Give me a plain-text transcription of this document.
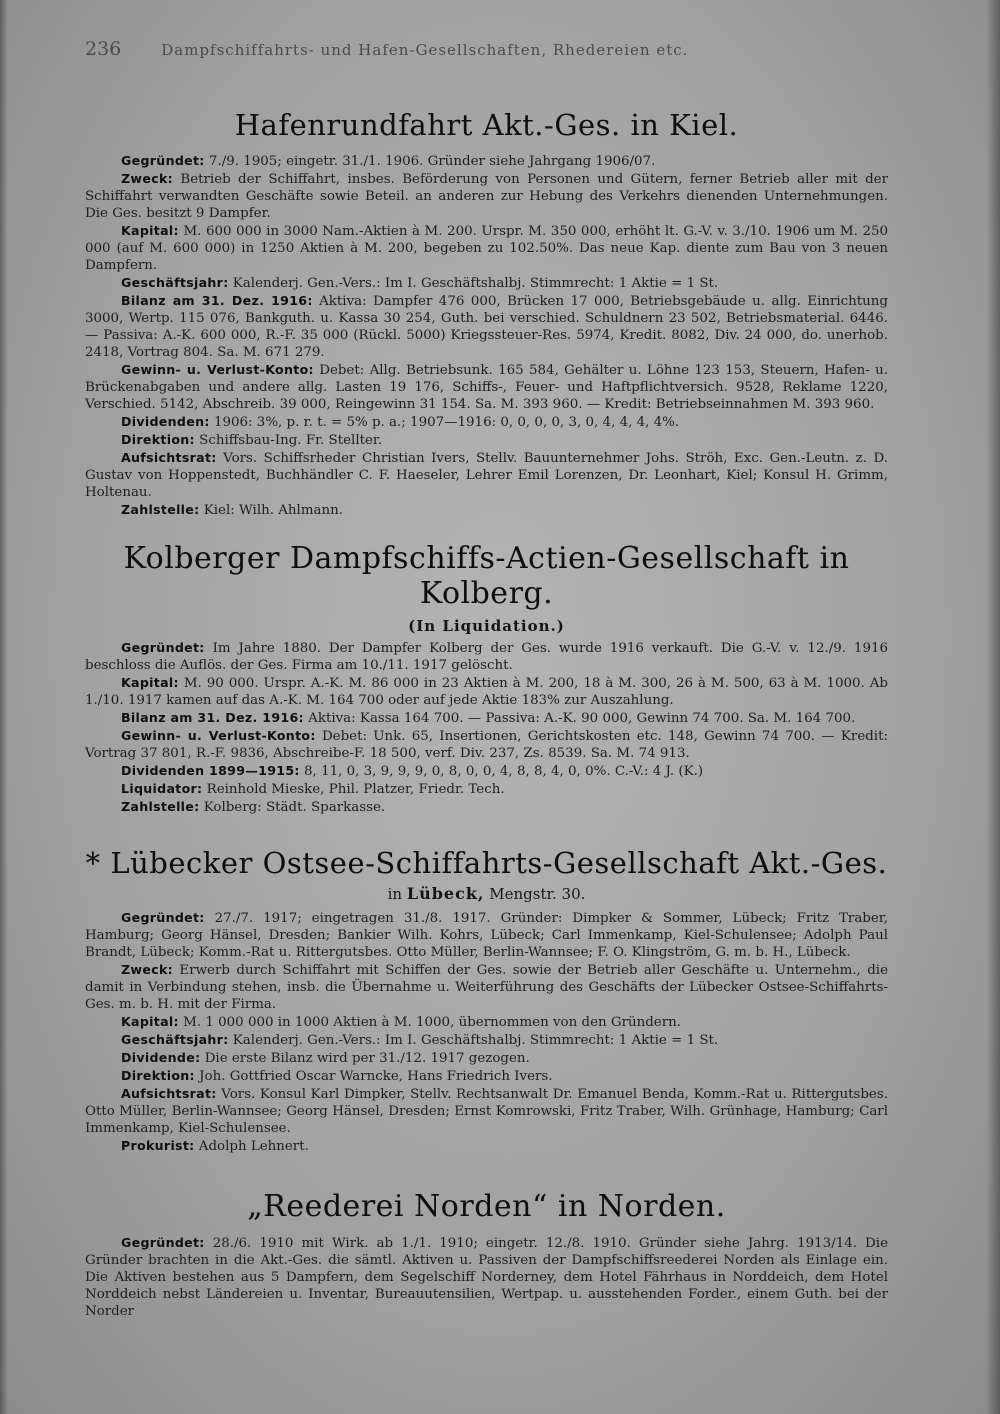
236	Dampfschiffahrts- und Hafen-Gesellschaften, Rhedereien etc.
Hafenrundfahrt Akt.-Ges. in Kiel.

Gegründet: 7./9. 1905; eingetr. 31./1. 1906. Gründer siehe Jahrgang 1906/07.

Zweck: Betrieb der Schiffahrt, insbes. Beförderung von Personen und Gütern, ferner Betrieb aller mit der Schiffahrt verwandten Geschäfte sowie Beteil. an anderen zur Hebung des Verkehrs dienenden Unternehmungen. Die Ges. besitzt 9 Dampfer.

Kapital: M. 600 000 in 3000 Nam.-Aktien à M. 200. Urspr. M. 350 000, erhöht lt. G.-V. v. 3./10. 1906 um M. 250 000 (auf M. 600 000) in 1250 Aktien à M. 200, begeben zu 102.50%. Das neue Kap. diente zum Bau von 3 neuen Dampfern.

Geschäftsjahr: Kalenderj. Gen.-Vers.: Im I. Geschäftshalbj. Stimmrecht: 1 Aktie = 1 St.

Bilanz am 31. Dez. 1916: Aktiva: Dampfer 476 000, Brücken 17 000, Betriebsgebäude u. allg. Einrichtung 3000, Wertp. 115 076, Bankguth. u. Kassa 30 254, Guth. bei verschied. Schuldnern 23 502, Betriebsmaterial. 6446. — Passiva: A.-K. 600 000, R.-F. 35 000 (Rückl. 5000) Kriegssteuer-Res. 5974, Kredit. 8082, Div. 24 000, do. unerhob. 2418, Vortrag 804. Sa. M. 671 279.

Gewinn- u. Verlust-Konto: Debet: Allg. Betriebsunk. 165 584, Gehälter u. Löhne 123 153, Steuern, Hafen- u. Brückenabgaben und andere allg. Lasten 19 176, Schiffs-, Feuer- und Haftpflichtversich. 9528, Reklame 1220, Verschied. 5142, Abschreib. 39 000, Reingewinn 31 154. Sa. M. 393 960. — Kredit: Betriebseinnahmen M. 393 960.

Dividenden: 1906: 3%, p. r. t. = 5% p. a.; 1907—1916: 0, 0, 0, 0, 3, 0, 4, 4, 4, 4%.

Direktion: Schiffsbau-Ing. Fr. Stellter.

Aufsichtsrat: Vors. Schiffsrheder Christian Ivers, Stellv. Bauunternehmer Johs. Ströh, Exc. Gen.-Leutn. z. D. Gustav von Hoppenstedt, Buchhändler C. F. Haeseler, Lehrer Emil Lorenzen, Dr. Leonhart, Kiel; Konsul H. Grimm, Holtenau.

Zahlstelle: Kiel: Wilh. Ahlmann.

Kolberger Dampfschiffs-Actien-Gesellschaft in Kolberg.
(In Liquidation.)

Gegründet: Im Jahre 1880. Der Dampfer Kolberg der Ges. wurde 1916 verkauft. Die G.-V. v. 12./9. 1916 beschloss die Auflös. der Ges. Firma am 10./11. 1917 gelöscht.

Kapital: M. 90 000. Urspr. A.-K. M. 86 000 in 23 Aktien à M. 200, 18 à M. 300, 26 à M. 500, 63 à M. 1000. Ab 1./10. 1917 kamen auf das A.-K. M. 164 700 oder auf jede Aktie 183% zur Auszahlung.

Bilanz am 31. Dez. 1916: Aktiva: Kassa 164 700. — Passiva: A.-K. 90 000, Gewinn 74 700. Sa. M. 164 700.

Gewinn- u. Verlust-Konto: Debet: Unk. 65, Insertionen, Gerichtskosten etc. 148, Gewinn 74 700. — Kredit: Vortrag 37 801, R.-F. 9836, Abschreibe-F. 18 500, verf. Div. 237, Zs. 8539. Sa. M. 74 913.

Dividenden 1899—1915: 8, 11, 0, 3, 9, 9, 9, 0, 8, 0, 0, 4, 8, 8, 4, 0, 0%. C.-V.: 4 J. (K.)

Liquidator: Reinhold Mieske, Phil. Platzer, Friedr. Tech.

Zahlstelle: Kolberg: Städt. Sparkasse.

* Lübecker Ostsee-Schiffahrts-Gesellschaft Akt.-Ges.
in Lübeck, Mengstr. 30.

Gegründet: 27./7. 1917; eingetragen 31./8. 1917. Gründer: Dimpker & Sommer, Lübeck; Fritz Traber, Hamburg; Georg Hänsel, Dresden; Bankier Wilh. Kohrs, Lübeck; Carl Immenkamp, Kiel-Schulensee; Adolph Paul Brandt, Lübeck; Komm.-Rat u. Rittergutsbes. Otto Müller, Berlin-Wannsee; F. O. Klingström, G. m. b. H., Lübeck.

Zweck: Erwerb durch Schiffahrt mit Schiffen der Ges. sowie der Betrieb aller Geschäfte u. Unternehm., die damit in Verbindung stehen, insb. die Übernahme u. Weiterführung des Geschäfts der Lübecker Ostsee-Schiffahrts-Ges. m. b. H. mit der Firma.

Kapital: M. 1 000 000 in 1000 Aktien à M. 1000, übernommen von den Gründern.

Geschäftsjahr: Kalenderj. Gen.-Vers.: Im I. Geschäftshalbj. Stimmrecht: 1 Aktie = 1 St.

Dividende: Die erste Bilanz wird per 31./12. 1917 gezogen.

Direktion: Joh. Gottfried Oscar Warncke, Hans Friedrich Ivers.

Aufsichtsrat: Vors. Konsul Karl Dimpker, Stellv. Rechtsanwalt Dr. Emanuel Benda, Komm.-Rat u. Rittergutsbes. Otto Müller, Berlin-Wannsee; Georg Hänsel, Dresden; Ernst Komrowski, Fritz Traber, Wilh. Grünhage, Hamburg; Carl Immenkamp, Kiel-Schulensee.

Prokurist: Adolph Lehnert.

„Reederei Norden“ in Norden.

Gegründet: 28./6. 1910 mit Wirk. ab 1./1. 1910; eingetr. 12./8. 1910. Gründer siehe Jahrg. 1913/14. Die Gründer brachten in die Akt.-Ges. die sämtl. Aktiven u. Passiven der Dampfschiffsreederei Norden als Einlage ein. Die Aktiven bestehen aus 5 Dampfern, dem Segelschiff Norderney, dem Hotel Fährhaus in Norddeich, dem Hotel Norddeich nebst Ländereien u. Inventar, Bureauutensilien, Wertpap. u. ausstehenden Forder., einem Guth. bei der Norder
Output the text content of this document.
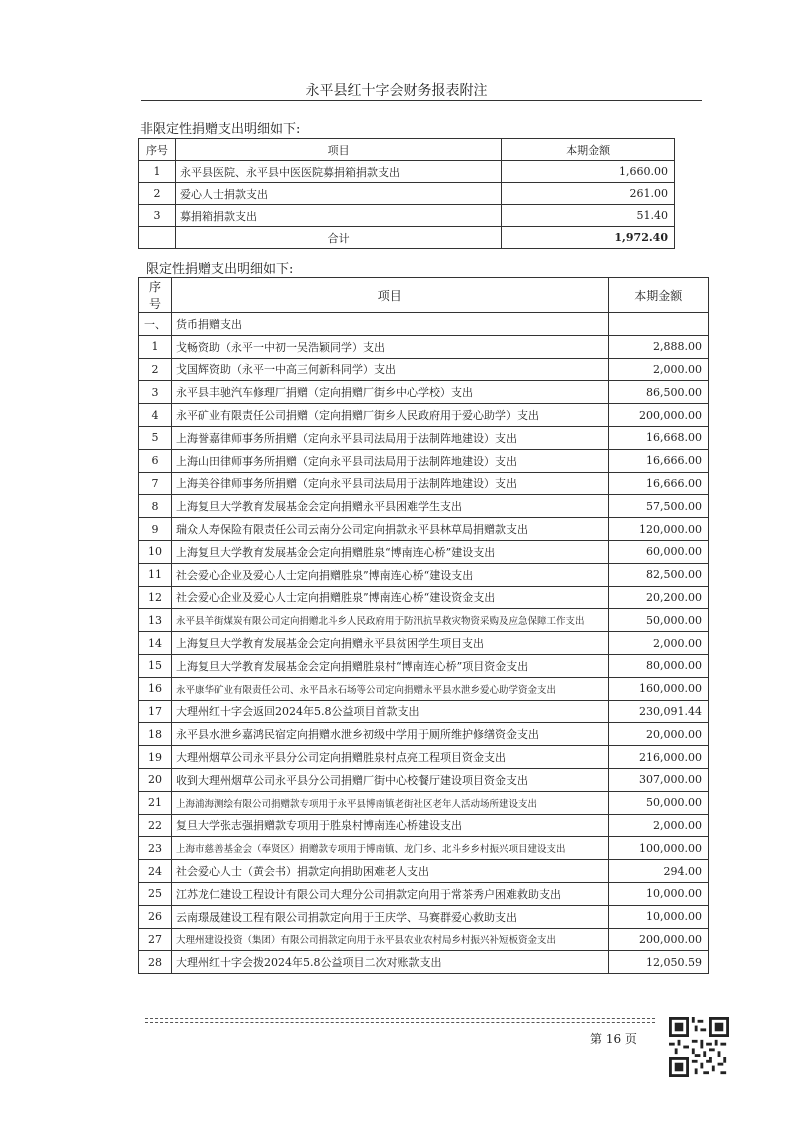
永平县红十字会财务报表附注
非限定性捐赠支出明细如下:
序号	项目	本期金额
1	永平县医院、永平县中医医院募捐箱捐款支出	1,660.00
2	爱心人士捐款支出	261.00
3	募捐箱捐款支出	51.40
	合计	1,972.40
限定性捐赠支出明细如下:
序号	项目	本期金额
一、	货币捐赠支出	
1	戈畅资助（永平一中初一吴浩颖同学）支出	2,888.00
2	戈国辉资助（永平一中高三何新科同学）支出	2,000.00
3	永平县丰驰汽车修理厂捐赠（定向捐赠厂街乡中心学校）支出	86,500.00
4	永平矿业有限责任公司捐赠（定向捐赠厂街乡人民政府用于爱心助学）支出	200,000.00
5	上海誉嘉律师事务所捐赠（定向永平县司法局用于法制阵地建设）支出	16,668.00
6	上海山田律师事务所捐赠（定向永平县司法局用于法制阵地建设）支出	16,666.00
7	上海美谷律师事务所捐赠（定向永平县司法局用于法制阵地建设）支出	16,666.00
8	上海复旦大学教育发展基金会定向捐赠永平县困难学生支出	57,500.00
9	瑞众人寿保险有限责任公司云南分公司定向捐款永平县林草局捐赠款支出	120,000.00
10	上海复旦大学教育发展基金会定向捐赠胜泉“博南连心桥”建设支出	60,000.00
11	社会爱心企业及爱心人士定向捐赠胜泉”博南连心桥“建设支出	82,500.00
12	社会爱心企业及爱心人士定向捐赠胜泉”博南连心桥“建设资金支出	20,200.00
13	永平县羊街煤炭有限公司定向捐赠北斗乡人民政府用于防汛抗旱救灾物资采购及应急保障工作支出	50,000.00
14	上海复旦大学教育发展基金会定向捐赠永平县贫困学生项目支出	2,000.00
15	上海复旦大学教育发展基金会定向捐赠胜泉村“博南连心桥”项目资金支出	80,000.00
16	永平康华矿业有限责任公司、永平昌永石场等公司定向捐赠永平县水泄乡爱心助学资金支出	160,000.00
17	大理州红十字会返回2024年5.8公益项目首款支出	230,091.44
18	永平县水泄乡嘉鸿民宿定向捐赠水泄乡初级中学用于厕所维护修缮资金支出	20,000.00
19	大理州烟草公司永平县分公司定向捐赠胜泉村点亮工程项目资金支出	216,000.00
20	收到大理州烟草公司永平县分公司捐赠厂街中心校餐厅建设项目资金支出	307,000.00
21	上海浦海测绘有限公司捐赠款专项用于永平县博南镇老街社区老年人活动场所建设支出	50,000.00
22	复旦大学张志强捐赠款专项用于胜泉村博南连心桥建设支出	2,000.00
23	上海市慈善基金会（奉贤区）捐赠款专项用于博南镇、龙门乡、北斗乡乡村振兴项目建设支出	100,000.00
24	社会爱心人士（黄会书）捐款定向捐助困难老人支出	294.00
25	江苏龙仁建设工程设计有限公司大理分公司捐款定向用于常茶秀户困难救助支出	10,000.00
26	云南璟晟建设工程有限公司捐款定向用于王庆学、马赛群爱心救助支出	10,000.00
27	大理州建设投资（集团）有限公司捐款定向用于永平县农业农村局乡村振兴补短板资金支出	200,000.00
28	大理州红十字会拨2024年5.8公益项目二次对账款支出	12,050.59
第 16 页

YOUR TASK: Gather up the lines that contain the word "this".

WRITTEN SOLUTION:
Give me a plain-text transcription of this document.
Output the text content of this document.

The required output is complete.